** EXERCISE PROMPT **
Copy down every line where the string "text" shows up.

** EXERCISE MATERIALS **
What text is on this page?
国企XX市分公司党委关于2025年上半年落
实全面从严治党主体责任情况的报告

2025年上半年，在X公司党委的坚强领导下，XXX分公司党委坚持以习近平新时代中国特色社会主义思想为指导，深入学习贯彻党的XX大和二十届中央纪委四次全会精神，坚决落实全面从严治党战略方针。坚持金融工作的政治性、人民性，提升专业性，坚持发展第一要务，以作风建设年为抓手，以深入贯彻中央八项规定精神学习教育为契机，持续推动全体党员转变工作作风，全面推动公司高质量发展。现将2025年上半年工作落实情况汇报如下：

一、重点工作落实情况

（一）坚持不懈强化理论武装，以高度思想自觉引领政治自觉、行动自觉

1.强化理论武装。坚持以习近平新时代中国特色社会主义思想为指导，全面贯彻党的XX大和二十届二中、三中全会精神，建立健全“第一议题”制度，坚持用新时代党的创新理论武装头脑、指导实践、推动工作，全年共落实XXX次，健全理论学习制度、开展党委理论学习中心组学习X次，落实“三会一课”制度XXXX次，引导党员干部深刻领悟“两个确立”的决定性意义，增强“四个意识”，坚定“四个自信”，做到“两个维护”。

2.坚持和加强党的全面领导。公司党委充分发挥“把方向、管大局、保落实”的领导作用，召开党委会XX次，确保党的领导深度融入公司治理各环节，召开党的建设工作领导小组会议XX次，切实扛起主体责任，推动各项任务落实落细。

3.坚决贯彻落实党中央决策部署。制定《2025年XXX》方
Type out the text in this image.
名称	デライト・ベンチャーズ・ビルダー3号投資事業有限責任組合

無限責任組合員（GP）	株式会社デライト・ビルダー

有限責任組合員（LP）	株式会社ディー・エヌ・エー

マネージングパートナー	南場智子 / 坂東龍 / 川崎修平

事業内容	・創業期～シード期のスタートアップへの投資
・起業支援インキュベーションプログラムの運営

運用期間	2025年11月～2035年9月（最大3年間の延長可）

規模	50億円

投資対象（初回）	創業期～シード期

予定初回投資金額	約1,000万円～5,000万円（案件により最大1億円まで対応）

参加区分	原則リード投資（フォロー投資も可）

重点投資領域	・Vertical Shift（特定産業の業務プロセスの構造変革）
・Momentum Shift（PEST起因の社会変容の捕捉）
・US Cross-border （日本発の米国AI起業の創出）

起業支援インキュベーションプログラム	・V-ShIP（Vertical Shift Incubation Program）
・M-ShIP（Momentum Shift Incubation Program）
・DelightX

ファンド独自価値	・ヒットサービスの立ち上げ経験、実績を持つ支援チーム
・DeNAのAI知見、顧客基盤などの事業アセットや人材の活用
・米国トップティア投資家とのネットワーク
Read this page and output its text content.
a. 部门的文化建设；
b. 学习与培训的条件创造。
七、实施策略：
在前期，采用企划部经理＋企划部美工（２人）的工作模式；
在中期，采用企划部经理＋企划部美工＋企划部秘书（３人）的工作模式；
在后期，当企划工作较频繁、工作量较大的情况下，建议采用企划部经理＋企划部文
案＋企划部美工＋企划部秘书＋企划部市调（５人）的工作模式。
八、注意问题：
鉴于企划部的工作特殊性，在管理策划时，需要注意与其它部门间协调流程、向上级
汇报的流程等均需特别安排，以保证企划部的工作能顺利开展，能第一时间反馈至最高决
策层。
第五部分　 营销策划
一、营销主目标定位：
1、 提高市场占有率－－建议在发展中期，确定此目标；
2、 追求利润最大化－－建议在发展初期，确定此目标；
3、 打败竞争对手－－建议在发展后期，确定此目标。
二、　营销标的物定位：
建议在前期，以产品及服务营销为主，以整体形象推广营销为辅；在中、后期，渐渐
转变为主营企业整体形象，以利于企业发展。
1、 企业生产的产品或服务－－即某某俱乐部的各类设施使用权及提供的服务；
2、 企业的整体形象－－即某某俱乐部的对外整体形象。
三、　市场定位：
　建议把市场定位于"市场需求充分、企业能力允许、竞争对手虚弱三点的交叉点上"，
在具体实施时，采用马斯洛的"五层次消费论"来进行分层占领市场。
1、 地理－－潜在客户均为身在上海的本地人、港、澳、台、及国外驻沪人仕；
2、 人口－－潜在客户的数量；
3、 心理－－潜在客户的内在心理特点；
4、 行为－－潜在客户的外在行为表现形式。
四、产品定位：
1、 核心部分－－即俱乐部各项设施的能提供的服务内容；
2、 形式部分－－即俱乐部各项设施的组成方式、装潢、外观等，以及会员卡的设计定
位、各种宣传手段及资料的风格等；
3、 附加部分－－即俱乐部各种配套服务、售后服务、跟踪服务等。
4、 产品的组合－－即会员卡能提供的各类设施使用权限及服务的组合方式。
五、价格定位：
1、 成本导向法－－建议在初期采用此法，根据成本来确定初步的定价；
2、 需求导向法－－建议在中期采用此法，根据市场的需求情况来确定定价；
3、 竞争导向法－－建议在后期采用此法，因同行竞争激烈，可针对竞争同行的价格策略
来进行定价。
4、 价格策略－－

** SOLUTION FOR THIS EXERCISE **
What text is on this page?
Type out the text in this image.
Read this page and output its text content.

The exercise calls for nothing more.